### Work instructions
Copy whichever lines contain the string "Quantitative".

### Stored data
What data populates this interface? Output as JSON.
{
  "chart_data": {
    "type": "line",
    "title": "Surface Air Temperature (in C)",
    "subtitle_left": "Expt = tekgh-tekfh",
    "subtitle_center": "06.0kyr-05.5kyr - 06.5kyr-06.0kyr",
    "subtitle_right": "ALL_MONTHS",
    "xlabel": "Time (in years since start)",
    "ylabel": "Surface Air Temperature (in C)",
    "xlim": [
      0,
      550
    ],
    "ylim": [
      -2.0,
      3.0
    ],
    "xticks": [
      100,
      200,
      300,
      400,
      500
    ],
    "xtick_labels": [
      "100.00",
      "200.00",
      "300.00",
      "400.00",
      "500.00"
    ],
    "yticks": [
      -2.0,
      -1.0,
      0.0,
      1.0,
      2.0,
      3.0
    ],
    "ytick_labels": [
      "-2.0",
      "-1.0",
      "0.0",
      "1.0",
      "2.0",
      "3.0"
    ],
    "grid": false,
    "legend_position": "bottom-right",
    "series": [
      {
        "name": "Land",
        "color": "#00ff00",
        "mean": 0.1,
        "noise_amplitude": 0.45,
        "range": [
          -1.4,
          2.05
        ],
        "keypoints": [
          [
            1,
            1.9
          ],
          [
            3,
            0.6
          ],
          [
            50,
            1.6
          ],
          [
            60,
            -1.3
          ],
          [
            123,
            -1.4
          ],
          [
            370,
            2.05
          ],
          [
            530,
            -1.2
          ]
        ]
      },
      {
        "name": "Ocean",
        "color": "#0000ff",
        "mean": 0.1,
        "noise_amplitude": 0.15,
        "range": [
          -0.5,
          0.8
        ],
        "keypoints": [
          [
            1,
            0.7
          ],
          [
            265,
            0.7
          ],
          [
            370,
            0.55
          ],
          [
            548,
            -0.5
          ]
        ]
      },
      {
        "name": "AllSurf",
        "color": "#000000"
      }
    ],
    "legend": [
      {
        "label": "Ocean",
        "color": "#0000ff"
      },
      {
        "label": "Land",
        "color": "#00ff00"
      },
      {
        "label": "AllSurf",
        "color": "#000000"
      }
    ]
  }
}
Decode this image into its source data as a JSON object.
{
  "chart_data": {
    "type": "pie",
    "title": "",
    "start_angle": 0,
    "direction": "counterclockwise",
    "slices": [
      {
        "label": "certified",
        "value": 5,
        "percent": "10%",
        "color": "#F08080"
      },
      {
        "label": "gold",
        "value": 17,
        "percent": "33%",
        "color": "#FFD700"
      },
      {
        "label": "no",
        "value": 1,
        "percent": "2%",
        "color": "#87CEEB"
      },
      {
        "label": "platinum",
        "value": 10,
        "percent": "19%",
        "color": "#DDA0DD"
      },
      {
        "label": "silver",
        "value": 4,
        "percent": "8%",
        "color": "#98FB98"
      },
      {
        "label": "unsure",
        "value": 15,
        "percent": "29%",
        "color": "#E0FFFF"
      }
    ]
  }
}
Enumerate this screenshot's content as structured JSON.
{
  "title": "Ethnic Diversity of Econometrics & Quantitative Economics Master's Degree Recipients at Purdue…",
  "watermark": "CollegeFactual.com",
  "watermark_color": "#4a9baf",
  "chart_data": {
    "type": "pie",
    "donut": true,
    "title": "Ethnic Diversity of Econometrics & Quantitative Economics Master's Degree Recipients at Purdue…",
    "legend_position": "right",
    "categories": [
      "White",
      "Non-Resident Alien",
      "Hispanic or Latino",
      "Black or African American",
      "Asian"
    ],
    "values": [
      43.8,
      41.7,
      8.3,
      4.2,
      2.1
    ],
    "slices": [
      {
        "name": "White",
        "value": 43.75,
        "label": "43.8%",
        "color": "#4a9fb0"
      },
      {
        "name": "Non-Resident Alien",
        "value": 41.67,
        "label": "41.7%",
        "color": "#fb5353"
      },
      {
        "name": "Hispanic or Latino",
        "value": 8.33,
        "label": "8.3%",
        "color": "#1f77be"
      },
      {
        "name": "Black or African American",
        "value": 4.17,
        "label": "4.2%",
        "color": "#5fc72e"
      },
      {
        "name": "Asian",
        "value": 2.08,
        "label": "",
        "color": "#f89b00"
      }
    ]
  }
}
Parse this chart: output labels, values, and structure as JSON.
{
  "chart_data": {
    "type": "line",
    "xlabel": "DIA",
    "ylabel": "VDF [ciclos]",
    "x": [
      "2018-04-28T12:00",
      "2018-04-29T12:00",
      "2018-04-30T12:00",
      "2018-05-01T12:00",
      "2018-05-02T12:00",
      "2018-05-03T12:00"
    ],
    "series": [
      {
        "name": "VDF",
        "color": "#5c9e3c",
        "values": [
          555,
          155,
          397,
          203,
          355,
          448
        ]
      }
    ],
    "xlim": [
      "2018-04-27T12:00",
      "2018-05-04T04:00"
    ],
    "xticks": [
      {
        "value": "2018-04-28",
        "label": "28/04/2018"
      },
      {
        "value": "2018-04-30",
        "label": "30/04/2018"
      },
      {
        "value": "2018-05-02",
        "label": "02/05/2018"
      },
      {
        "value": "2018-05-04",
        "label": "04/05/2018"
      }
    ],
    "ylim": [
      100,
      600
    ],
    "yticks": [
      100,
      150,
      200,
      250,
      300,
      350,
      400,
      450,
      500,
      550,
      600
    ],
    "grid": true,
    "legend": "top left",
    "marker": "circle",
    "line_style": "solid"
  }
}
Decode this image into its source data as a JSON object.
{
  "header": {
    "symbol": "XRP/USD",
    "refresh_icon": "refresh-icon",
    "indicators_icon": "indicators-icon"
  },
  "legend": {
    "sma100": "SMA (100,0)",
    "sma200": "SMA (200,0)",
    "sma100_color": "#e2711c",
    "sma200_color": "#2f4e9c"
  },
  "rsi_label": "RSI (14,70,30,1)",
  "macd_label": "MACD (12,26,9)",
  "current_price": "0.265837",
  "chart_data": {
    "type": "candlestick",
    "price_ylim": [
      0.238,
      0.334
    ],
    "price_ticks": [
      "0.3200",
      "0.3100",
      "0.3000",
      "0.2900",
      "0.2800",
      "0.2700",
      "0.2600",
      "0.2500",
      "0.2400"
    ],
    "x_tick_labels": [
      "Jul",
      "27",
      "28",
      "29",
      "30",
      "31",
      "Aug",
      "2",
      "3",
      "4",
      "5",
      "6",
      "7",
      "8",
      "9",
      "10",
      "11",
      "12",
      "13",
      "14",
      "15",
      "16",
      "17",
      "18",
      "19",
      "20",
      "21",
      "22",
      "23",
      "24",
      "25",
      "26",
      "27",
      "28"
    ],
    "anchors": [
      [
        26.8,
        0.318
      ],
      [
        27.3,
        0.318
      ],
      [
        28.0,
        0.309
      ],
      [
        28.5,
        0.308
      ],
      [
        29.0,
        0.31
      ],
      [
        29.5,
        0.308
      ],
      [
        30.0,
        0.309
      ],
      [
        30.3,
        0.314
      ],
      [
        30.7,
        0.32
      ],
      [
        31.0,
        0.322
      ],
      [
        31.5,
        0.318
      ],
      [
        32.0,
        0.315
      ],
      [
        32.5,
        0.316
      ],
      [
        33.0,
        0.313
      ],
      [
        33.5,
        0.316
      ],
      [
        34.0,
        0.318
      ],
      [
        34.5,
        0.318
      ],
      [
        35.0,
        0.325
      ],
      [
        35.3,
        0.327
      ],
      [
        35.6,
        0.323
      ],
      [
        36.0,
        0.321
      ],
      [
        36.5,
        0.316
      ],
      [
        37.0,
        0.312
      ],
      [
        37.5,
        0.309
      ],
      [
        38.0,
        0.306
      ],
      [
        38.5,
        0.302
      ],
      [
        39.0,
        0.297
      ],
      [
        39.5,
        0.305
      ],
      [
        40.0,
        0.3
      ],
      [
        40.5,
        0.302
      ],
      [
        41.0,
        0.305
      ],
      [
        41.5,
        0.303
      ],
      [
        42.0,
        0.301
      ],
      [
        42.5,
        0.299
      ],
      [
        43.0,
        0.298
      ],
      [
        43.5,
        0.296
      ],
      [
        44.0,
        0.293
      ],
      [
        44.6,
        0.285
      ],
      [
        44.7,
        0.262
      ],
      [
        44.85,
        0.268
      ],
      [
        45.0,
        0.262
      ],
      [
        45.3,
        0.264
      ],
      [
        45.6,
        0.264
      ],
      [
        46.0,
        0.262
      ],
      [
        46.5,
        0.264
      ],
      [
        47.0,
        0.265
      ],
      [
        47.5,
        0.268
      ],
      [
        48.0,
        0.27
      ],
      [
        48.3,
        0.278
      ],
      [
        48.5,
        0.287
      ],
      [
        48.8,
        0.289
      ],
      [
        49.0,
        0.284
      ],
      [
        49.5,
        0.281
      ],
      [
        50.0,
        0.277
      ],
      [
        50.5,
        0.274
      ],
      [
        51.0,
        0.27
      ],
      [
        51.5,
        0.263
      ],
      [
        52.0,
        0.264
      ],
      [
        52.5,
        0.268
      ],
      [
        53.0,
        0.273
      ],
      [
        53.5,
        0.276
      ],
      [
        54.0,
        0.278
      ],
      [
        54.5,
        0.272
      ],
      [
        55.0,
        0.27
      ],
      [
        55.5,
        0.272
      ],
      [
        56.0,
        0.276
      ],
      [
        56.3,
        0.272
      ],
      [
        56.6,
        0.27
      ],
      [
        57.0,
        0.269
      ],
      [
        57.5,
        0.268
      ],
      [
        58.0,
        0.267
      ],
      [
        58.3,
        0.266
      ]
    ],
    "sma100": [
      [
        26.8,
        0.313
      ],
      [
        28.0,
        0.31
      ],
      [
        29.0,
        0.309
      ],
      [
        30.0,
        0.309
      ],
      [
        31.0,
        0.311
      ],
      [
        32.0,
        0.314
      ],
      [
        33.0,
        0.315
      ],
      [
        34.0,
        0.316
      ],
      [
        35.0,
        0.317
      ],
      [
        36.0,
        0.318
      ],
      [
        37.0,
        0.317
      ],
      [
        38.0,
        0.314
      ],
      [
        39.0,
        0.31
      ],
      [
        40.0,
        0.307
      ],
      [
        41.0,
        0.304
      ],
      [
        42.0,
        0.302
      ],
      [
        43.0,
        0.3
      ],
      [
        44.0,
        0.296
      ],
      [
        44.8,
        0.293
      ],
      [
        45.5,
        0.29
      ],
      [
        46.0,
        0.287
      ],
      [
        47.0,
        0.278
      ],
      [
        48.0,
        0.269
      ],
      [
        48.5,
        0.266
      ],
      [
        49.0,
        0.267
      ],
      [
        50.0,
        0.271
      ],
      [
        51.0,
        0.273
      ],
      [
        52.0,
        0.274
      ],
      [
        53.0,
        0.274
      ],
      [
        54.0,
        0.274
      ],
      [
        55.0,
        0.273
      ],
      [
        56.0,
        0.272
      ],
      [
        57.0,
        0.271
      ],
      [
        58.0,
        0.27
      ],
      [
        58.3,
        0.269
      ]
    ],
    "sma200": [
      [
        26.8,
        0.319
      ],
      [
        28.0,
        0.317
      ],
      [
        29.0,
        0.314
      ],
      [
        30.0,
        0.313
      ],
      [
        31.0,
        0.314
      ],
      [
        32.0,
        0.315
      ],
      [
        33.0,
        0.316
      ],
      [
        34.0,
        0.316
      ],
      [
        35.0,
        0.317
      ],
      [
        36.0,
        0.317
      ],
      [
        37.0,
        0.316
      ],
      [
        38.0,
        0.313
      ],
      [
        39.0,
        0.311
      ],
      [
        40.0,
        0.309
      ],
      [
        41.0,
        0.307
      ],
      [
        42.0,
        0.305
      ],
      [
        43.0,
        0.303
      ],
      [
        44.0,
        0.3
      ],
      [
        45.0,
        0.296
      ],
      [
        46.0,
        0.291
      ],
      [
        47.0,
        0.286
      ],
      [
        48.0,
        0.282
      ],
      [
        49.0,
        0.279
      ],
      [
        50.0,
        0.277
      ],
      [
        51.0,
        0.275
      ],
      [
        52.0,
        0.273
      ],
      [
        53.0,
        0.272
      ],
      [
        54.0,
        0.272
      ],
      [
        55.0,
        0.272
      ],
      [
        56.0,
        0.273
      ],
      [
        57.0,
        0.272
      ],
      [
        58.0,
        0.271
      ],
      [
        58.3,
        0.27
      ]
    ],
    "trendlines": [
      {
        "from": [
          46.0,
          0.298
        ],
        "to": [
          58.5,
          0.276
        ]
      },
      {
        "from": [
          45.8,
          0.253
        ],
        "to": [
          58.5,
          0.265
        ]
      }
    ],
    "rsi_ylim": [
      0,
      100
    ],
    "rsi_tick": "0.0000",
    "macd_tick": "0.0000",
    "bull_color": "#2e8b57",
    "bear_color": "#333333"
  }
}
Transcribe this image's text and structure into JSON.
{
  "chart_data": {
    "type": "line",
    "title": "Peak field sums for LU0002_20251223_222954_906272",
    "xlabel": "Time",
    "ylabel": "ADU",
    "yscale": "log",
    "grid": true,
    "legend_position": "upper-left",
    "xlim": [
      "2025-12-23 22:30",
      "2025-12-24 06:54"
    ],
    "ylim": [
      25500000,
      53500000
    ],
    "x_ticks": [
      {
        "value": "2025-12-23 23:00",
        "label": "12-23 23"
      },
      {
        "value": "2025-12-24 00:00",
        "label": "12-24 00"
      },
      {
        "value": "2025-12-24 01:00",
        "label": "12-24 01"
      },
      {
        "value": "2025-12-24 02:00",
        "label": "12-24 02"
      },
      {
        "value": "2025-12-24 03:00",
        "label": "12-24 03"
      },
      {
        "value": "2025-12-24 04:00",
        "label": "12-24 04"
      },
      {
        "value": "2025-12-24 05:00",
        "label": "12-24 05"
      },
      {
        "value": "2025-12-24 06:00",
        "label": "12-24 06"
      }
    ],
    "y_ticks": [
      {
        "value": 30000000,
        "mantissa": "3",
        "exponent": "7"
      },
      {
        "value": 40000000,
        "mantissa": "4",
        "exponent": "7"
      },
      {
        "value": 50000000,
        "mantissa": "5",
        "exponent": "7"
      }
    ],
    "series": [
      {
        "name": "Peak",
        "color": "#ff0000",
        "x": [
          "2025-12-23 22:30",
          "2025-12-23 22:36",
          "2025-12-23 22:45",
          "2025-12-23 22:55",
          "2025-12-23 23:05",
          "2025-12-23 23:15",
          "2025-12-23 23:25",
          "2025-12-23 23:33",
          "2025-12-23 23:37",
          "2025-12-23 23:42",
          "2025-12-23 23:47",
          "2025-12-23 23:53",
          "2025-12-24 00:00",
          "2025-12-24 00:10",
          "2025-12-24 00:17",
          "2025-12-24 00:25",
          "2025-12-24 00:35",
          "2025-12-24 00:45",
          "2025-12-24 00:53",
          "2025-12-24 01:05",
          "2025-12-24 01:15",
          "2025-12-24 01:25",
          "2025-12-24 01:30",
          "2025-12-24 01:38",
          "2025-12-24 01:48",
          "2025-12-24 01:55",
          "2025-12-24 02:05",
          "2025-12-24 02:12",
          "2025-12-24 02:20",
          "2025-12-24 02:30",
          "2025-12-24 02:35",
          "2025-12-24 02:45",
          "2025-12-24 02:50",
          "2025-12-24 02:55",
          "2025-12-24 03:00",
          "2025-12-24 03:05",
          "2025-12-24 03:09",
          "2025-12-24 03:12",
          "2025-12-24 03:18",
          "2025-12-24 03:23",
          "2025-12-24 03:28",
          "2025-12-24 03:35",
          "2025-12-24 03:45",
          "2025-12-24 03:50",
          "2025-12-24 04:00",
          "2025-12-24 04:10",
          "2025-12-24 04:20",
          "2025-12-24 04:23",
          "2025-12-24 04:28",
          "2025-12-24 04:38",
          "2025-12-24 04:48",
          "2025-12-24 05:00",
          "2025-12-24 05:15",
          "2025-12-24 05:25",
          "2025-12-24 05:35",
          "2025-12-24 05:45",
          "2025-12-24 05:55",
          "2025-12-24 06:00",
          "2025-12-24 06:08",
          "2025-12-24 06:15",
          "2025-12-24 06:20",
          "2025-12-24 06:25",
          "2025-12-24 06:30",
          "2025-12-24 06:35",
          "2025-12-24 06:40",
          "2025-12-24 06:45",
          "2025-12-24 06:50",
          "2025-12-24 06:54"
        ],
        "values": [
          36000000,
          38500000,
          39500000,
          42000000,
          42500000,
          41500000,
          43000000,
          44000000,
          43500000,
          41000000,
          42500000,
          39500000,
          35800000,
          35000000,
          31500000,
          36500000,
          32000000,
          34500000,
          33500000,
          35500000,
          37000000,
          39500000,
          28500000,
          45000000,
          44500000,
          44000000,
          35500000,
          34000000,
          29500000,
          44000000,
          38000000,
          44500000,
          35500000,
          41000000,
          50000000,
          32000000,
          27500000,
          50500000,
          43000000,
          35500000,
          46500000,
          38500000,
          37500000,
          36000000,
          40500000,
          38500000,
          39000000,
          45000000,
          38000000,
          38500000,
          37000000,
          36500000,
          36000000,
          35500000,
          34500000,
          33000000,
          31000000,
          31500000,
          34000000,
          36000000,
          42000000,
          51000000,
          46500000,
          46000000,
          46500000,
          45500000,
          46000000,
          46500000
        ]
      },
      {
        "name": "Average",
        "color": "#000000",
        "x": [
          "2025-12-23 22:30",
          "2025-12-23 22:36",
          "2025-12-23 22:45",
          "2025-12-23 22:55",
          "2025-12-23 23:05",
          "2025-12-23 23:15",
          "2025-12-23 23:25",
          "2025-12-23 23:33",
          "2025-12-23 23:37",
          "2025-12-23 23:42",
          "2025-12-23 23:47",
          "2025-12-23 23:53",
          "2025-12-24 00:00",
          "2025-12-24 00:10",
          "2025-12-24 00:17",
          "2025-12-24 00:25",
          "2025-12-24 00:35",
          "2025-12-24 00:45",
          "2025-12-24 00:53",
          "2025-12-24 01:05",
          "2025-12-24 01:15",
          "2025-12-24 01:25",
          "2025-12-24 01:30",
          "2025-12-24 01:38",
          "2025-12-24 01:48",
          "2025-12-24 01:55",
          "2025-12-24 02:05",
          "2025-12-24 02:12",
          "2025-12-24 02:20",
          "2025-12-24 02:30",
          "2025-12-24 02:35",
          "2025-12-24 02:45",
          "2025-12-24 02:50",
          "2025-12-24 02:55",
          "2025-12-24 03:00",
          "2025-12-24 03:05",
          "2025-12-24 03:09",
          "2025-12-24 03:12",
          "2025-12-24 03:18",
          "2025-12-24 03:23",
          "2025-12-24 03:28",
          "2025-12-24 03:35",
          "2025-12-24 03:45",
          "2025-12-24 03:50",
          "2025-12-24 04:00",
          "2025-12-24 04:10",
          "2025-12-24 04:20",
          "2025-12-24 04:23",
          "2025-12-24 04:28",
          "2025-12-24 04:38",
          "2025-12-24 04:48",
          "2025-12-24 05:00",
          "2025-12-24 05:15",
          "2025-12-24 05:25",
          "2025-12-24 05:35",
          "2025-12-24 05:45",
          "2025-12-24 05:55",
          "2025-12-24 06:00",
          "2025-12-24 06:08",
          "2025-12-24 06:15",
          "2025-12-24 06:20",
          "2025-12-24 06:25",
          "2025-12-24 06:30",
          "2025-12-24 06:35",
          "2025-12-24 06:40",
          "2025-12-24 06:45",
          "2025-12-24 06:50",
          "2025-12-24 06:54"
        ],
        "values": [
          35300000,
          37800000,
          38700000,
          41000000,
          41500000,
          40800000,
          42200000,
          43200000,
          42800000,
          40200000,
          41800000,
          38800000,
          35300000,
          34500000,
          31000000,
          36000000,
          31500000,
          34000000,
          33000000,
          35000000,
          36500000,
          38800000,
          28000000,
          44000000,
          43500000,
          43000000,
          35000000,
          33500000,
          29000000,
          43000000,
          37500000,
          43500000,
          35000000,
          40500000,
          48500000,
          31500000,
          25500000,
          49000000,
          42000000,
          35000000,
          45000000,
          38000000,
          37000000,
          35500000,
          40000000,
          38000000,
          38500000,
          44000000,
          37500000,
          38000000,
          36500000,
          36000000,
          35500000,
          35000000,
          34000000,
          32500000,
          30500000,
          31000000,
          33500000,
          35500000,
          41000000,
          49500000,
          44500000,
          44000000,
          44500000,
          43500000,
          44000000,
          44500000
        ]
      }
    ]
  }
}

### Finished answer
  "title": "Ethnic Diversity of Econometrics & Quantitative Economics Master's Degree Recipients at Purdue…",
    "title": "Ethnic Diversity of Econometrics & Quantitative Economics Master's Degree Recipients at Purdue…",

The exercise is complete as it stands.